--- Begin Stored rows ---
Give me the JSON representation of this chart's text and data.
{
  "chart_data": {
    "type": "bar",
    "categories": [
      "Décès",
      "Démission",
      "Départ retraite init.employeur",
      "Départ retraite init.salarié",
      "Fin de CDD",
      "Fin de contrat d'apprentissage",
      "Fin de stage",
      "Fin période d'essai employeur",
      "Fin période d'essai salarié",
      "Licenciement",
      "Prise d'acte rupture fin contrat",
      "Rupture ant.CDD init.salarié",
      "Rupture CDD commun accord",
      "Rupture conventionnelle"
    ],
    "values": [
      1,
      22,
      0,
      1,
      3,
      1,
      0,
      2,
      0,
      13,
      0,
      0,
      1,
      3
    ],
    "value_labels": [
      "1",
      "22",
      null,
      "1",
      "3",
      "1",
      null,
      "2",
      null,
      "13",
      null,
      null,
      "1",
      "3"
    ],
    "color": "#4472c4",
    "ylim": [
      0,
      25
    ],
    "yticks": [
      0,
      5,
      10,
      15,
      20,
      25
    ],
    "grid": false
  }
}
--- End Stored rows ---
--- Begin Stored rows ---
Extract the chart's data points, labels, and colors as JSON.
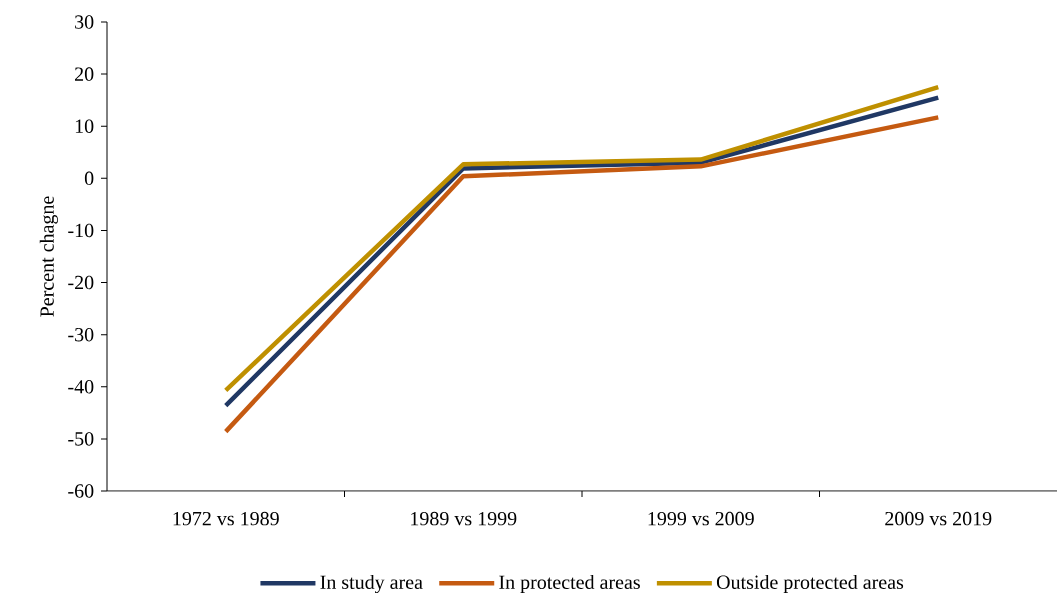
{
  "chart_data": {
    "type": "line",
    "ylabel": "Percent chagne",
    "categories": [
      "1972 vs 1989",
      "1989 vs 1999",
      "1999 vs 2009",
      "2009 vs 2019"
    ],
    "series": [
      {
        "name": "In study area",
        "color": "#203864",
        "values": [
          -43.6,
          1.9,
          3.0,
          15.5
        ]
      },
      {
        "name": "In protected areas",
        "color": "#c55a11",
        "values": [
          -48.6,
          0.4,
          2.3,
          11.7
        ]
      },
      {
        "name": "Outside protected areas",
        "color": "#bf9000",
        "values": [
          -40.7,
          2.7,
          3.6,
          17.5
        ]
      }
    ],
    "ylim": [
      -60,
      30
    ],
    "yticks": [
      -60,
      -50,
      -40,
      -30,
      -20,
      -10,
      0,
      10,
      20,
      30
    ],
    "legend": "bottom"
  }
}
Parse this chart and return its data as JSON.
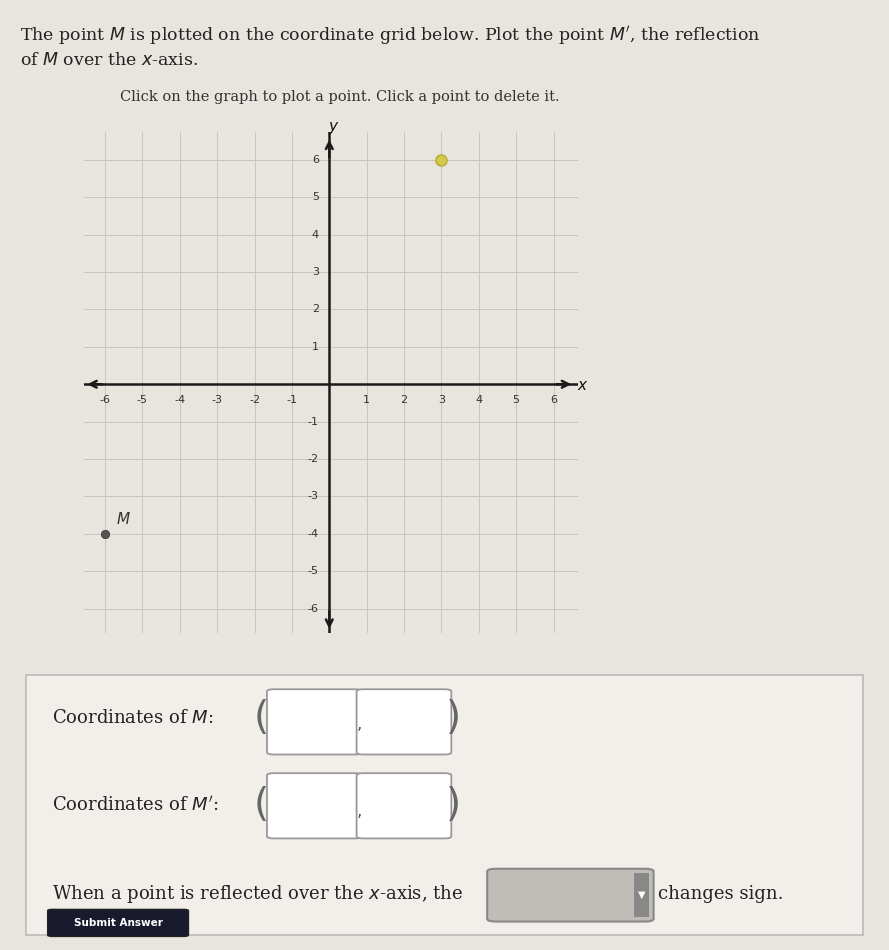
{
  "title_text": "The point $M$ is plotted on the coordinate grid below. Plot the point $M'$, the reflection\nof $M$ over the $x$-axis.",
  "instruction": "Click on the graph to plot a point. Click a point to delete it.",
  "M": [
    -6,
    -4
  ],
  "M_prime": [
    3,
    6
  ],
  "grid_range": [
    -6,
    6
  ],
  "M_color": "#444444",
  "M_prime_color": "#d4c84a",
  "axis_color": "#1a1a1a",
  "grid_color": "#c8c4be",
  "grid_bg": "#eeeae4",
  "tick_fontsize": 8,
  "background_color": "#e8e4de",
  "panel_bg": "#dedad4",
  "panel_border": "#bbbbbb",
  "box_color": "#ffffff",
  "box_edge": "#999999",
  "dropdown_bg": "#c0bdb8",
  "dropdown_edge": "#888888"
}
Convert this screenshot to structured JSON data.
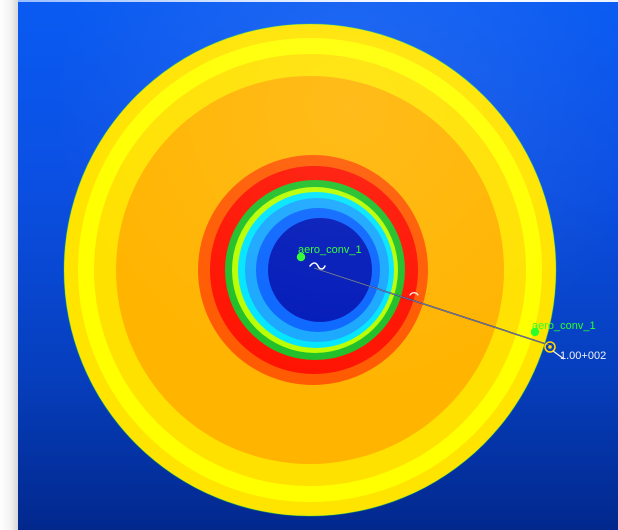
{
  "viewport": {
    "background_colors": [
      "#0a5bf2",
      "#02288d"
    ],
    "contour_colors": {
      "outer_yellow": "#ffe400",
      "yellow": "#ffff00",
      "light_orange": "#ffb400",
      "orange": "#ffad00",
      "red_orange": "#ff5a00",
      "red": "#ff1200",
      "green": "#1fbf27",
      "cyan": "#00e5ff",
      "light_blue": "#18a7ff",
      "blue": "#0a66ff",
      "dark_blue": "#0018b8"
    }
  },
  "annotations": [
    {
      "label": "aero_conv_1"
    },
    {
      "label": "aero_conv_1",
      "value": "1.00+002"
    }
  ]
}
--- End Stored rows ---
--- Begin Stored rows ---
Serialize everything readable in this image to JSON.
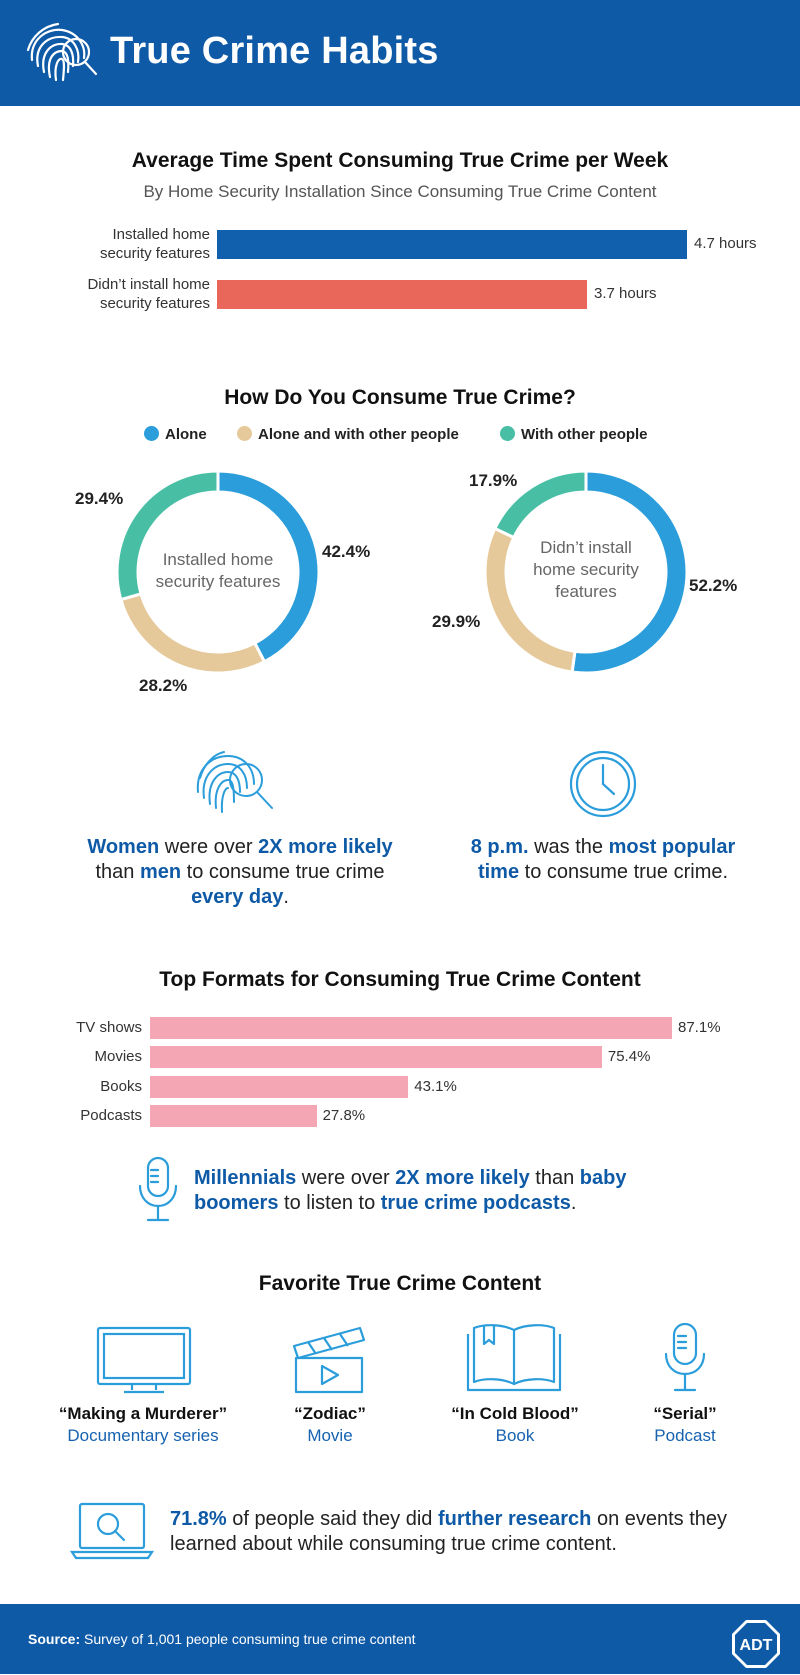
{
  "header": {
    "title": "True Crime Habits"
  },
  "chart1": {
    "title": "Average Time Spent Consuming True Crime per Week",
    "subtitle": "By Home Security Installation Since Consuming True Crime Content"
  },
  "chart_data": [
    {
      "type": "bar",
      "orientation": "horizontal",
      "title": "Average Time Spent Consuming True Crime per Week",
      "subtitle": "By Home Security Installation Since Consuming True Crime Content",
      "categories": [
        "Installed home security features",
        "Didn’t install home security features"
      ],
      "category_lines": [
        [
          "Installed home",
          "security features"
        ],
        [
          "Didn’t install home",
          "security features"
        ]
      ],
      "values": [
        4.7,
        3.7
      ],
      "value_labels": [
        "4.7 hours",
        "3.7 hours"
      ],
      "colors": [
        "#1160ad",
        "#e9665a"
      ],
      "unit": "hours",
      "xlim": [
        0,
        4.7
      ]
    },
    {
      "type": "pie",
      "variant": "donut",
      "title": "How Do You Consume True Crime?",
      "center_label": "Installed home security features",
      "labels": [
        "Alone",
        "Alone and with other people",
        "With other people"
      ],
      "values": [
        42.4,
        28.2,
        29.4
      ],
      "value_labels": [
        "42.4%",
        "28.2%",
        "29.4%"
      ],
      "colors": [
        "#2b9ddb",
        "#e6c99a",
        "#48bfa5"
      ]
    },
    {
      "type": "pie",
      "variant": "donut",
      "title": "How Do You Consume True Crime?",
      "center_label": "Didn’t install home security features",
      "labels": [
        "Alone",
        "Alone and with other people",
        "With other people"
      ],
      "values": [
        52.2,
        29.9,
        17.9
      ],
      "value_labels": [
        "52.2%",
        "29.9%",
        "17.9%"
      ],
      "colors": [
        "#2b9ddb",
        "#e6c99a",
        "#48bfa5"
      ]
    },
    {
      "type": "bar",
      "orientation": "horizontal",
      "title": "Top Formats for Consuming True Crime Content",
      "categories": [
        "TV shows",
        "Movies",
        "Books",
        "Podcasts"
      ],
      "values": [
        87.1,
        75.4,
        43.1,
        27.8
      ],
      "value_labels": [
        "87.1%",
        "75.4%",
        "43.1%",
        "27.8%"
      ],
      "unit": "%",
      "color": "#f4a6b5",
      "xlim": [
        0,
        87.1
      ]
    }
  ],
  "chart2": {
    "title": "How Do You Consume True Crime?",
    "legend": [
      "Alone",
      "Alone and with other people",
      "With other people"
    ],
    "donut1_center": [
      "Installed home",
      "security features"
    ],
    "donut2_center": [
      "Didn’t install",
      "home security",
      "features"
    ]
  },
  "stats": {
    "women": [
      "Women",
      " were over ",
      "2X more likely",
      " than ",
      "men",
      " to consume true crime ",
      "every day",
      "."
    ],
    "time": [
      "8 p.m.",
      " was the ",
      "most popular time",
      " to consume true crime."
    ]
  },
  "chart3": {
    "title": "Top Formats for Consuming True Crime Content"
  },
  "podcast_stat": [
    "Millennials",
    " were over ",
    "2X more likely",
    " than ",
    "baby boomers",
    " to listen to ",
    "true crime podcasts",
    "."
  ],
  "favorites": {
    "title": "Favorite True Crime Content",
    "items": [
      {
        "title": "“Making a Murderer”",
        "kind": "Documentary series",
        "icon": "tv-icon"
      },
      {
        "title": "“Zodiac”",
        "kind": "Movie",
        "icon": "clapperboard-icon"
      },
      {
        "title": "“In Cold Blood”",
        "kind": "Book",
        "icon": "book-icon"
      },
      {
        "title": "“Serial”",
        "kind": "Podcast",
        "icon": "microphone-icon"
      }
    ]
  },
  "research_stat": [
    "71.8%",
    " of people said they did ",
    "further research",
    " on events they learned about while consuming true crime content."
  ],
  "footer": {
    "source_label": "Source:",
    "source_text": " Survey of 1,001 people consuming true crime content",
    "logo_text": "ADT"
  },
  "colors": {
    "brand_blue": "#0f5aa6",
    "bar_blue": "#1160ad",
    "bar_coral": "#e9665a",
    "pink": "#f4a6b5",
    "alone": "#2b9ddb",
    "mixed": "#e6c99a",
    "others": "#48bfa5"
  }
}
--- End Stored rows ---
# Problem to solve
Copy out every line from the data above that has "Didn" in it.

# Expected output
        "Didn’t install home security features"
          "Didn’t install home",
      "center_label": "Didn’t install home security features",
      "Didn’t install",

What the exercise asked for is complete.